(Dataset entries)
+---+

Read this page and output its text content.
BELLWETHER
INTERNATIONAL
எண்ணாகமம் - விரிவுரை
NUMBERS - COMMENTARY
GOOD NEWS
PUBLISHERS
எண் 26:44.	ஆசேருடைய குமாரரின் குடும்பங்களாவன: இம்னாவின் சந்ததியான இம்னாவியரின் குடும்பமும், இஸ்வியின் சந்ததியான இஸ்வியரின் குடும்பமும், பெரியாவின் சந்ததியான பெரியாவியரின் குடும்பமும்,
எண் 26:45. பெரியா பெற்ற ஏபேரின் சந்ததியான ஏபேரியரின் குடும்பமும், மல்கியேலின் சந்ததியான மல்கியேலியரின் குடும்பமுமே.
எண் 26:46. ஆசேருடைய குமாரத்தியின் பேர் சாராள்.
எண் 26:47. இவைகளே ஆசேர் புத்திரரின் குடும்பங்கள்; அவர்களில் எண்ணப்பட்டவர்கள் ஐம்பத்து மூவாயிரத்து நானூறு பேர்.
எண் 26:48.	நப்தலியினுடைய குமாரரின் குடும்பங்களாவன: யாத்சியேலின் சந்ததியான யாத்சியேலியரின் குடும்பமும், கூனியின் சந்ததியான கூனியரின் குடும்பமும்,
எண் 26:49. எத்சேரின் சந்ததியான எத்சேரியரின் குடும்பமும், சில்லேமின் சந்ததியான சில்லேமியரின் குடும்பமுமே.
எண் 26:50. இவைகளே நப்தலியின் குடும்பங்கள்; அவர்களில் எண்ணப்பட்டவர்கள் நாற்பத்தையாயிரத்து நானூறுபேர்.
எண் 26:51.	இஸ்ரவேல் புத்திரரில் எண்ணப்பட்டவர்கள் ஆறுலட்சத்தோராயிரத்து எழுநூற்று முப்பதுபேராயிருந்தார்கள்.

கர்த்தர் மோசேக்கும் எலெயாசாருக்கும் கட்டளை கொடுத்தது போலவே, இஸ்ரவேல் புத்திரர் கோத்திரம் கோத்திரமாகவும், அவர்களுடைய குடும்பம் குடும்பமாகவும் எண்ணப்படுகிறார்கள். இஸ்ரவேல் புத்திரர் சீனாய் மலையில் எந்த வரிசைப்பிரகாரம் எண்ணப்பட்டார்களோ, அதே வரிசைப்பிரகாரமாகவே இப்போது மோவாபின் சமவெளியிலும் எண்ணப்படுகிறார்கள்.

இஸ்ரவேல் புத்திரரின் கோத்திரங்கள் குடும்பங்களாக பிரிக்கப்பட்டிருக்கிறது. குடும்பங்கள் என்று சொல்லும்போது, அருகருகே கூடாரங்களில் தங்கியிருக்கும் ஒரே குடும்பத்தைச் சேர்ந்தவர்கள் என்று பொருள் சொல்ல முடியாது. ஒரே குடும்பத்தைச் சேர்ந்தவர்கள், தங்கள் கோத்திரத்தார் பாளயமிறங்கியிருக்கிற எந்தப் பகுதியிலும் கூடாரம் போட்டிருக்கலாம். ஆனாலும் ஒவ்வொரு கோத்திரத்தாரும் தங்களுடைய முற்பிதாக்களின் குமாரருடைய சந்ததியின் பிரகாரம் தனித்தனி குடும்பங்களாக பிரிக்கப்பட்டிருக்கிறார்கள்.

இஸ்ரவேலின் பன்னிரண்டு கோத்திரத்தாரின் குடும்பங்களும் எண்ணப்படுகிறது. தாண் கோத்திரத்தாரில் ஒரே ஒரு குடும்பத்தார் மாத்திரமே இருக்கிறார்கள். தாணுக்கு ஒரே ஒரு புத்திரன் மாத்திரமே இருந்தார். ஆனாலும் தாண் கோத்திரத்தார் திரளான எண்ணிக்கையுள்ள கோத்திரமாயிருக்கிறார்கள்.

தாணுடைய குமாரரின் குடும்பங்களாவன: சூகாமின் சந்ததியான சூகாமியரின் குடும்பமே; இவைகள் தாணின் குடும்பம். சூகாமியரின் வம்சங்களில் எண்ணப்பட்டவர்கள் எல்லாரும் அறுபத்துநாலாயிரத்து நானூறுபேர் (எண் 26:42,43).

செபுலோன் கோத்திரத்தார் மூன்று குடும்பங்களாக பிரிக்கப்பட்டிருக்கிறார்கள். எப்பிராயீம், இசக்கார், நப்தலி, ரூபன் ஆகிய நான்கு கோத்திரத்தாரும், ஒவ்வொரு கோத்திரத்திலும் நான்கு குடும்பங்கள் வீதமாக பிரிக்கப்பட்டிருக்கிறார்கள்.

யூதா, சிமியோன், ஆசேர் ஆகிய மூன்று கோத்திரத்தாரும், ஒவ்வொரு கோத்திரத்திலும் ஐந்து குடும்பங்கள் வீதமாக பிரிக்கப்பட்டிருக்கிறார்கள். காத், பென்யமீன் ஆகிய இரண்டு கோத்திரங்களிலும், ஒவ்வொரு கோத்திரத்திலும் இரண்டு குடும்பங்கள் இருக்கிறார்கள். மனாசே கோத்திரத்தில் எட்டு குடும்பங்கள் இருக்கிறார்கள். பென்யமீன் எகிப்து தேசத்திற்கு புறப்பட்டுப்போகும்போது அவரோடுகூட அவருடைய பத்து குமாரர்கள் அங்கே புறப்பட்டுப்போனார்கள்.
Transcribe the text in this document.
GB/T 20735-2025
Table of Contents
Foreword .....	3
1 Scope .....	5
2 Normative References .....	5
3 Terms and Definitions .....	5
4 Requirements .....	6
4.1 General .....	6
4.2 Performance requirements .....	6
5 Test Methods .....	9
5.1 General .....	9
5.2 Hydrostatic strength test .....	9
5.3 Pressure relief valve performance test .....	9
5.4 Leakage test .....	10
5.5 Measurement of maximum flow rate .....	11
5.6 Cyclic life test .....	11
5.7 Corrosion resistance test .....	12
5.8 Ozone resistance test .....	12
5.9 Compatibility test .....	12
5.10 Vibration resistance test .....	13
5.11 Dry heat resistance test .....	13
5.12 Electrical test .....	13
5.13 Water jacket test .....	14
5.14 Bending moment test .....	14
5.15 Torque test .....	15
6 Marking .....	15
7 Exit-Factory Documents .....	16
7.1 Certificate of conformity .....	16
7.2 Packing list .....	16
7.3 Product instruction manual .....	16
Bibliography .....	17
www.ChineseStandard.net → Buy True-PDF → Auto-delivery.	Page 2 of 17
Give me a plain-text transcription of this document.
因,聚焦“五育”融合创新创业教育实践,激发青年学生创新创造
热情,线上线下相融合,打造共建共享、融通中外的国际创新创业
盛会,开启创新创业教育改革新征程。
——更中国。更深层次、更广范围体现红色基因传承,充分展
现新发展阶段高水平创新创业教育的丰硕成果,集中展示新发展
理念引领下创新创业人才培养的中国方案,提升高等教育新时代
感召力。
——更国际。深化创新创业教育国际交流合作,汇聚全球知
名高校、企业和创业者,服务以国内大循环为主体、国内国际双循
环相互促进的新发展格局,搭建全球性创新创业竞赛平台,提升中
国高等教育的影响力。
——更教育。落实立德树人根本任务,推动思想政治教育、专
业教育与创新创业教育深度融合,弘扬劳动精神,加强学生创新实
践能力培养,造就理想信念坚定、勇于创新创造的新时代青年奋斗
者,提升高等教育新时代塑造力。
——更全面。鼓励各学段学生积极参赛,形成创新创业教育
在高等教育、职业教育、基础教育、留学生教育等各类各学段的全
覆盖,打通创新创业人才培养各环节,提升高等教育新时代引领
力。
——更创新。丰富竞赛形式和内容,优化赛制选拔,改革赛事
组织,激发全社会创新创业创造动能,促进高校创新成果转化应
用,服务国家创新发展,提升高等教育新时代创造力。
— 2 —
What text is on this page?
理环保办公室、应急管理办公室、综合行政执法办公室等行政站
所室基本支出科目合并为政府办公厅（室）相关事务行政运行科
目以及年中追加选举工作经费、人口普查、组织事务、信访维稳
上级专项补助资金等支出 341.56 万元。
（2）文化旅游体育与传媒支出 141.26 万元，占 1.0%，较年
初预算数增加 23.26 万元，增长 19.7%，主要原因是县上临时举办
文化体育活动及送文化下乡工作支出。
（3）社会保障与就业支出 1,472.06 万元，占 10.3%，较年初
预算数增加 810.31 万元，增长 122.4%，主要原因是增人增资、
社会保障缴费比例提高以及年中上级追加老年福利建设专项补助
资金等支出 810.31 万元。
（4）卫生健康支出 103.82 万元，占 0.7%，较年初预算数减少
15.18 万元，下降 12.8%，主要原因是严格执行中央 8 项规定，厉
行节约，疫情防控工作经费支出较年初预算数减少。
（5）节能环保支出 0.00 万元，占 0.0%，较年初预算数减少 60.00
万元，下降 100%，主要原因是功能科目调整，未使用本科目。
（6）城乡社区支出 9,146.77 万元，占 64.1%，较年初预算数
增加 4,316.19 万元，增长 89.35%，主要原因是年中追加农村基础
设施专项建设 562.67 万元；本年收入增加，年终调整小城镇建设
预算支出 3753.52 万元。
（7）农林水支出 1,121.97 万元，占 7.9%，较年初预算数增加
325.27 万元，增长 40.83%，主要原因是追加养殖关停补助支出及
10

+---+

▶ **Given instruction**: List the lines of the entries that include "text".

▶ **Expected output**:
Read this page and output its text content.
Transcribe the text in this document.
Give me a plain-text transcription of this document.
What text is on this page?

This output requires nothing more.